MATERIAL FOR THIS EXERCISE -

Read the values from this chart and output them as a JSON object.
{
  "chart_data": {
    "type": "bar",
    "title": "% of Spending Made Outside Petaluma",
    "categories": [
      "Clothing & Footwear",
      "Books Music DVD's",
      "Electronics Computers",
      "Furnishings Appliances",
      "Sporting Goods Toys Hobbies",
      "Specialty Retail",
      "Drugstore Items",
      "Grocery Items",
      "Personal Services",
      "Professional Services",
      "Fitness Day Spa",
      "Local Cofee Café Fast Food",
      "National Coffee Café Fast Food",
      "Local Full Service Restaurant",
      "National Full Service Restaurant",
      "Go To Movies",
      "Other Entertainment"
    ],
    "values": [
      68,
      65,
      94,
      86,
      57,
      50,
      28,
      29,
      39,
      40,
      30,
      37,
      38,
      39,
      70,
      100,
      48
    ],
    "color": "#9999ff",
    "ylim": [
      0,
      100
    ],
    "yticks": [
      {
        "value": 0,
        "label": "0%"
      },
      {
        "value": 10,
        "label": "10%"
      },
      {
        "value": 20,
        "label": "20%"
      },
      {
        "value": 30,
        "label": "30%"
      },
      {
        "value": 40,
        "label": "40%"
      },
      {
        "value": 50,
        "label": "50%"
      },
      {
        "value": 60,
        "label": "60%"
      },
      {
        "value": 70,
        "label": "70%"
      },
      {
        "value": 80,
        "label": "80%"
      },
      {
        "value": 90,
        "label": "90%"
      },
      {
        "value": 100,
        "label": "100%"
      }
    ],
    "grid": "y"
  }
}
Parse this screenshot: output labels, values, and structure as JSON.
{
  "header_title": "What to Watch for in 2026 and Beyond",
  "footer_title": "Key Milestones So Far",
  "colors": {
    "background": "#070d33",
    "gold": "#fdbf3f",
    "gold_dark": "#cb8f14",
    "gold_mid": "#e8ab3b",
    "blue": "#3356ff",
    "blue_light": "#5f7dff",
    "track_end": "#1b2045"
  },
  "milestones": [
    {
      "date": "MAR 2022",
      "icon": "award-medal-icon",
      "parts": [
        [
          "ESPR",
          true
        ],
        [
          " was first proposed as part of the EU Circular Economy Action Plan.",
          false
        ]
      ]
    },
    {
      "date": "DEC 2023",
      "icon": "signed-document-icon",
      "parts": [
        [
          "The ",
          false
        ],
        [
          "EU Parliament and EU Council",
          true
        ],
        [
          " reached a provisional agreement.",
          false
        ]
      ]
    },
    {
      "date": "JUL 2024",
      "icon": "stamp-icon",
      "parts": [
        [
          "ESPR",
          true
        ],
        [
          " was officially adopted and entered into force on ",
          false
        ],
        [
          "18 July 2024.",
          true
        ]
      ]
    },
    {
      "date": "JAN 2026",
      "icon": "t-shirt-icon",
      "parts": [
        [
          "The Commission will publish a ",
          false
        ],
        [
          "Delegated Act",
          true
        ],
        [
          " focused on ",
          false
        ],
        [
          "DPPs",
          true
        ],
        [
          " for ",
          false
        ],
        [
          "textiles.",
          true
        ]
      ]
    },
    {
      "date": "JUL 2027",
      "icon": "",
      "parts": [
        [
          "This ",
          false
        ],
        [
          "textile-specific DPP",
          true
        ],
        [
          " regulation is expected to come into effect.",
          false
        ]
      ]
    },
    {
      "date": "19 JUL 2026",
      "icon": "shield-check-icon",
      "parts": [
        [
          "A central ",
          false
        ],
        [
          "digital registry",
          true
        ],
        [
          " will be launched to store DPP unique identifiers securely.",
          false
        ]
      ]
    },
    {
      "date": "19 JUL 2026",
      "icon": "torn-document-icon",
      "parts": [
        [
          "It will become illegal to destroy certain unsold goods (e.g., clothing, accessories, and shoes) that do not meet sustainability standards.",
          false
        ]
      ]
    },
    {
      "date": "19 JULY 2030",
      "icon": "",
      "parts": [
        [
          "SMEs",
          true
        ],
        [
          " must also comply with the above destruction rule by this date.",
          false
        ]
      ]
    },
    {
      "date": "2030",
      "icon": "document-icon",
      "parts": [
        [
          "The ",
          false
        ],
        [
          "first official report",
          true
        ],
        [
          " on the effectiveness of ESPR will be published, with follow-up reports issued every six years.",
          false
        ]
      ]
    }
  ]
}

PROBLEM DETAILS - Your task is to print all of the records exactly.

REPLY -
Read the values from this chart and output them as a JSON object.
{
  "chart_data": {
    "type": "bar",
    "title": "% of Spending Made Outside Petaluma",
    "categories": [
      "Clothing & Footwear",
      "Books Music DVD's",
      "Electronics Computers",
      "Furnishings Appliances",
      "Sporting Goods Toys Hobbies",
      "Specialty Retail",
      "Drugstore Items",
      "Grocery Items",
      "Personal Services",
      "Professional Services",
      "Fitness Day Spa",
      "Local Cofee Café Fast Food",
      "National Coffee Café Fast Food",
      "Local Full Service Restaurant",
      "National Full Service Restaurant",
      "Go To Movies",
      "Other Entertainment"
    ],
    "values": [
      68,
      65,
      94,
      86,
      57,
      50,
      28,
      29,
      39,
      40,
      30,
      37,
      38,
      39,
      70,
      100,
      48
    ],
    "color": "#9999ff",
    "ylim": [
      0,
      100
    ],
    "yticks": [
      {
        "value": 0,
        "label": "0%"
      },
      {
        "value": 10,
        "label": "10%"
      },
      {
        "value": 20,
        "label": "20%"
      },
      {
        "value": 30,
        "label": "30%"
      },
      {
        "value": 40,
        "label": "40%"
      },
      {
        "value": 50,
        "label": "50%"
      },
      {
        "value": 60,
        "label": "60%"
      },
      {
        "value": 70,
        "label": "70%"
      },
      {
        "value": 80,
        "label": "80%"
      },
      {
        "value": 90,
        "label": "90%"
      },
      {
        "value": 100,
        "label": "100%"
      }
    ],
    "grid": "y"
  }
}
Parse this screenshot: output labels, values, and structure as JSON.
{
  "header_title": "What to Watch for in 2026 and Beyond",
  "footer_title": "Key Milestones So Far",
  "colors": {
    "background": "#070d33",
    "gold": "#fdbf3f",
    "gold_dark": "#cb8f14",
    "gold_mid": "#e8ab3b",
    "blue": "#3356ff",
    "blue_light": "#5f7dff",
    "track_end": "#1b2045"
  },
  "milestones": [
    {
      "date": "MAR 2022",
      "icon": "award-medal-icon",
      "parts": [
        [
          "ESPR",
          true
        ],
        [
          " was first proposed as part of the EU Circular Economy Action Plan.",
          false
        ]
      ]
    },
    {
      "date": "DEC 2023",
      "icon": "signed-document-icon",
      "parts": [
        [
          "The ",
          false
        ],
        [
          "EU Parliament and EU Council",
          true
        ],
        [
          " reached a provisional agreement.",
          false
        ]
      ]
    },
    {
      "date": "JUL 2024",
      "icon": "stamp-icon",
      "parts": [
        [
          "ESPR",
          true
        ],
        [
          " was officially adopted and entered into force on ",
          false
        ],
        [
          "18 July 2024.",
          true
        ]
      ]
    },
    {
      "date": "JAN 2026",
      "icon": "t-shirt-icon",
      "parts": [
        [
          "The Commission will publish a ",
          false
        ],
        [
          "Delegated Act",
          true
        ],
        [
          " focused on ",
          false
        ],
        [
          "DPPs",
          true
        ],
        [
          " for ",
          false
        ],
        [
          "textiles.",
          true
        ]
      ]
    },
    {
      "date": "JUL 2027",
      "icon": "",
      "parts": [
        [
          "This ",
          false
        ],
        [
          "textile-specific DPP",
          true
        ],
        [
          " regulation is expected to come into effect.",
          false
        ]
      ]
    },
    {
      "date": "19 JUL 2026",
      "icon": "shield-check-icon",
      "parts": [
        [
          "A central ",
          false
        ],
        [
          "digital registry",
          true
        ],
        [
          " will be launched to store DPP unique identifiers securely.",
          false
        ]
      ]
    },
    {
      "date": "19 JUL 2026",
      "icon": "torn-document-icon",
      "parts": [
        [
          "It will become illegal to destroy certain unsold goods (e.g., clothing, accessories, and shoes) that do not meet sustainability standards.",
          false
        ]
      ]
    },
    {
      "date": "19 JULY 2030",
      "icon": "",
      "parts": [
        [
          "SMEs",
          true
        ],
        [
          " must also comply with the above destruction rule by this date.",
          false
        ]
      ]
    },
    {
      "date": "2030",
      "icon": "document-icon",
      "parts": [
        [
          "The ",
          false
        ],
        [
          "first official report",
          true
        ],
        [
          " on the effectiveness of ESPR will be published, with follow-up reports issued every six years.",
          false
        ]
      ]
    }
  ]
}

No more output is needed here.